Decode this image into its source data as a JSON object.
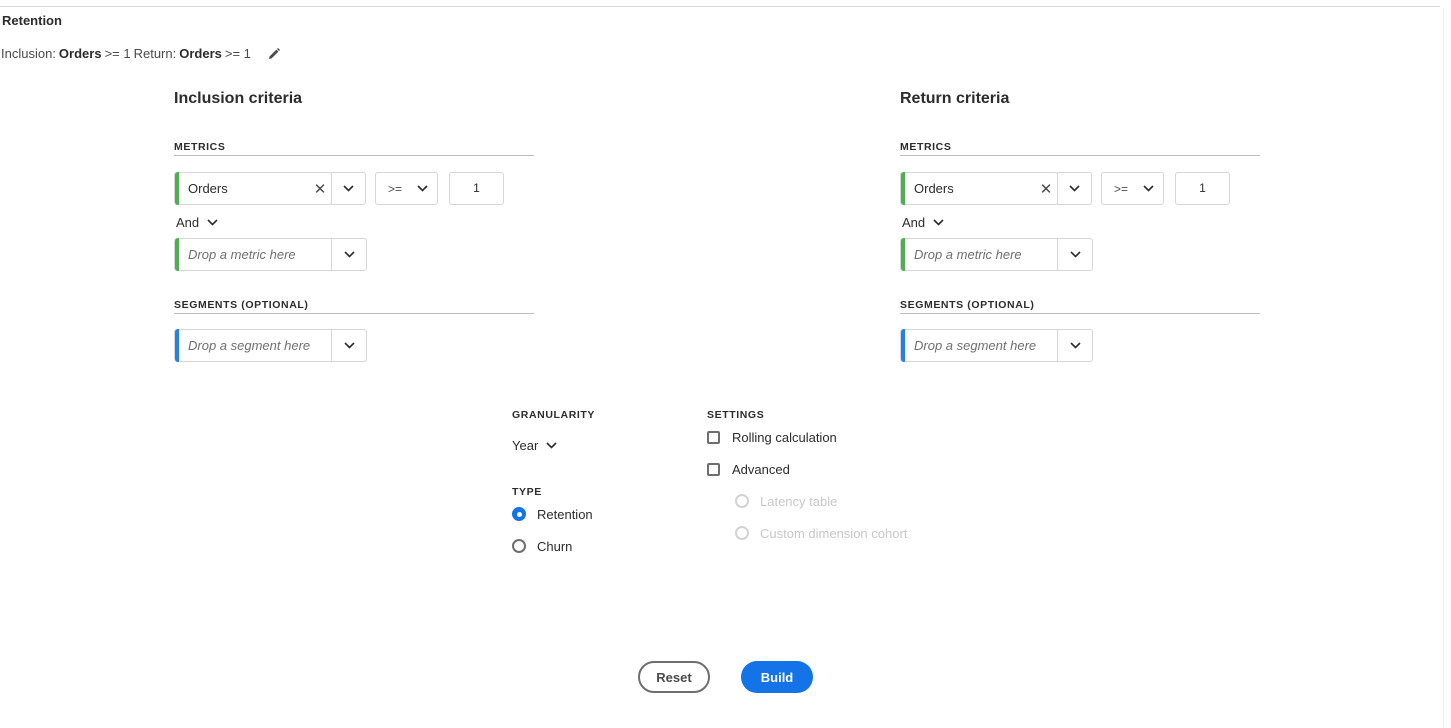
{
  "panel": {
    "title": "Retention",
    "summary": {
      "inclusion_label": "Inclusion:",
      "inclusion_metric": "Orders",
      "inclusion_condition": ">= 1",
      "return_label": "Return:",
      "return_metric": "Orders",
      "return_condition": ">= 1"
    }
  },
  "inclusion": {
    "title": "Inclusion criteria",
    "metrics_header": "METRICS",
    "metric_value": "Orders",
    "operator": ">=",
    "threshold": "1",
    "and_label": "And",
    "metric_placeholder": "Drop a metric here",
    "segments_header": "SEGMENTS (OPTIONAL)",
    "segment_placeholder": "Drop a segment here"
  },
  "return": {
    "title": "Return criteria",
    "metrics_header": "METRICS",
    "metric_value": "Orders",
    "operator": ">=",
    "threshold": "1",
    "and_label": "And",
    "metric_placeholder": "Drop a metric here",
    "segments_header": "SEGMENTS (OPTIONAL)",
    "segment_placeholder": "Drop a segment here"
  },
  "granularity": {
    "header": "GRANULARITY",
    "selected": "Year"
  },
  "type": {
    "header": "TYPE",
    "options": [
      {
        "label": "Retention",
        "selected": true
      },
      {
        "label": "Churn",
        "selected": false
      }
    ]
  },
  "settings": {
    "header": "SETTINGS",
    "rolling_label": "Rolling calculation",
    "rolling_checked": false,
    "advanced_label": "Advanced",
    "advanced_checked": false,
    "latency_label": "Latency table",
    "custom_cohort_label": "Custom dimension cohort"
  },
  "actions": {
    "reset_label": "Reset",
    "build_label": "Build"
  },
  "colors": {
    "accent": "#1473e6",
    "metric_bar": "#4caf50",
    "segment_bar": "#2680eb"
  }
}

▶ [Required task] The pictures in the entries should be left out; output everything else exactly.

▶ [Task answer]
Decode this image into its source data as a JSON object.
{
  "panel": {
    "title": "Retention",
    "summary": {
      "inclusion_label": "Inclusion:",
      "inclusion_metric": "Orders",
      "inclusion_condition": ">= 1",
      "return_label": "Return:",
      "return_metric": "Orders",
      "return_condition": ">= 1"
    }
  },
  "inclusion": {
    "title": "Inclusion criteria",
    "metrics_header": "METRICS",
    "metric_value": "Orders",
    "operator": ">=",
    "threshold": "1",
    "and_label": "And",
    "metric_placeholder": "Drop a metric here",
    "segments_header": "SEGMENTS (OPTIONAL)",
    "segment_placeholder": "Drop a segment here"
  },
  "return": {
    "title": "Return criteria",
    "metrics_header": "METRICS",
    "metric_value": "Orders",
    "operator": ">=",
    "threshold": "1",
    "and_label": "And",
    "metric_placeholder": "Drop a metric here",
    "segments_header": "SEGMENTS (OPTIONAL)",
    "segment_placeholder": "Drop a segment here"
  },
  "granularity": {
    "header": "GRANULARITY",
    "selected": "Year"
  },
  "type": {
    "header": "TYPE",
    "options": [
      {
        "label": "Retention",
        "selected": true
      },
      {
        "label": "Churn",
        "selected": false
      }
    ]
  },
  "settings": {
    "header": "SETTINGS",
    "rolling_label": "Rolling calculation",
    "rolling_checked": false,
    "advanced_label": "Advanced",
    "advanced_checked": false,
    "latency_label": "Latency table",
    "custom_cohort_label": "Custom dimension cohort"
  },
  "actions": {
    "reset_label": "Reset",
    "build_label": "Build"
  },
  "colors": {
    "accent": "#1473e6",
    "metric_bar": "#4caf50",
    "segment_bar": "#2680eb"
  }
}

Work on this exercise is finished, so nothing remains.